(Dataset rows)
....................

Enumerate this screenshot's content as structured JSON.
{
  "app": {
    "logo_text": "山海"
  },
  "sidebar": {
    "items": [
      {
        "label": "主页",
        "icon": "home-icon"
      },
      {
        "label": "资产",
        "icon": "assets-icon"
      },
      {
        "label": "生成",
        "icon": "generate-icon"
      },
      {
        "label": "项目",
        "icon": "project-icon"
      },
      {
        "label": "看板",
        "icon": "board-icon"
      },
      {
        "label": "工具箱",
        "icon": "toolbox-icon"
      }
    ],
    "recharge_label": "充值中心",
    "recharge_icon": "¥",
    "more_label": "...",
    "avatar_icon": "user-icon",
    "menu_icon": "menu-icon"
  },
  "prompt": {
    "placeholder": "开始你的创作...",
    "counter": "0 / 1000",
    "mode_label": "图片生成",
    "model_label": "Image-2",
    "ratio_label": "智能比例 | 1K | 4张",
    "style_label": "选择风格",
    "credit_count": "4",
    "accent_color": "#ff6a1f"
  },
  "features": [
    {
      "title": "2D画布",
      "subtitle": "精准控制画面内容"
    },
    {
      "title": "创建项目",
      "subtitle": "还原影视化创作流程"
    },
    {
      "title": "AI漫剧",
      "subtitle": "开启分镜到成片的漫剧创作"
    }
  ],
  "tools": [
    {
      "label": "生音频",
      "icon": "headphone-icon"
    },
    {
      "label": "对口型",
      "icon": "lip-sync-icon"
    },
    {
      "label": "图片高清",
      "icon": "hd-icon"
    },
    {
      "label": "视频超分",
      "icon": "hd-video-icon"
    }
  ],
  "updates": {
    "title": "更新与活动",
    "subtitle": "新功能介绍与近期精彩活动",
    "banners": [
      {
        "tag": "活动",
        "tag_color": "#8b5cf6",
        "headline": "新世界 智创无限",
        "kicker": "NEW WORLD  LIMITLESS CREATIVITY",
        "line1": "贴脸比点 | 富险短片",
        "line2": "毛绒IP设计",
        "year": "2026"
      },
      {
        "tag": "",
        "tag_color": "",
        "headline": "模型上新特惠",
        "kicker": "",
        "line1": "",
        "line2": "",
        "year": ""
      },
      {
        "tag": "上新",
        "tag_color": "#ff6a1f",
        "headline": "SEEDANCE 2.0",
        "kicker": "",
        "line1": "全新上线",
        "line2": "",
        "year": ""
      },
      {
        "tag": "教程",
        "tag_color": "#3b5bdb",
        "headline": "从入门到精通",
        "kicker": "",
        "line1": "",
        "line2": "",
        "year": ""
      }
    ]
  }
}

....................

• [Challenge]: Copy every line exactly. Leave nothing out.

• [Full response]:
Enumerate this screenshot's content as structured JSON.
{
  "app": {
    "logo_text": "山海"
  },
  "sidebar": {
    "items": [
      {
        "label": "主页",
        "icon": "home-icon"
      },
      {
        "label": "资产",
        "icon": "assets-icon"
      },
      {
        "label": "生成",
        "icon": "generate-icon"
      },
      {
        "label": "项目",
        "icon": "project-icon"
      },
      {
        "label": "看板",
        "icon": "board-icon"
      },
      {
        "label": "工具箱",
        "icon": "toolbox-icon"
      }
    ],
    "recharge_label": "充值中心",
    "recharge_icon": "¥",
    "more_label": "...",
    "avatar_icon": "user-icon",
    "menu_icon": "menu-icon"
  },
  "prompt": {
    "placeholder": "开始你的创作...",
    "counter": "0 / 1000",
    "mode_label": "图片生成",
    "model_label": "Image-2",
    "ratio_label": "智能比例 | 1K | 4张",
    "style_label": "选择风格",
    "credit_count": "4",
    "accent_color": "#ff6a1f"
  },
  "features": [
    {
      "title": "2D画布",
      "subtitle": "精准控制画面内容"
    },
    {
      "title": "创建项目",
      "subtitle": "还原影视化创作流程"
    },
    {
      "title": "AI漫剧",
      "subtitle": "开启分镜到成片的漫剧创作"
    }
  ],
  "tools": [
    {
      "label": "生音频",
      "icon": "headphone-icon"
    },
    {
      "label": "对口型",
      "icon": "lip-sync-icon"
    },
    {
      "label": "图片高清",
      "icon": "hd-icon"
    },
    {
      "label": "视频超分",
      "icon": "hd-video-icon"
    }
  ],
  "updates": {
    "title": "更新与活动",
    "subtitle": "新功能介绍与近期精彩活动",
    "banners": [
      {
        "tag": "活动",
        "tag_color": "#8b5cf6",
        "headline": "新世界 智创无限",
        "kicker": "NEW WORLD  LIMITLESS CREATIVITY",
        "line1": "贴脸比点 | 富险短片",
        "line2": "毛绒IP设计",
        "year": "2026"
      },
      {
        "tag": "",
        "tag_color": "",
        "headline": "模型上新特惠",
        "kicker": "",
        "line1": "",
        "line2": "",
        "year": ""
      },
      {
        "tag": "上新",
        "tag_color": "#ff6a1f",
        "headline": "SEEDANCE 2.0",
        "kicker": "",
        "line1": "全新上线",
        "line2": "",
        "year": ""
      },
      {
        "tag": "教程",
        "tag_color": "#3b5bdb",
        "headline": "从入门到精通",
        "kicker": "",
        "line1": "",
        "line2": "",
        "year": ""
      }
    ]
  }
}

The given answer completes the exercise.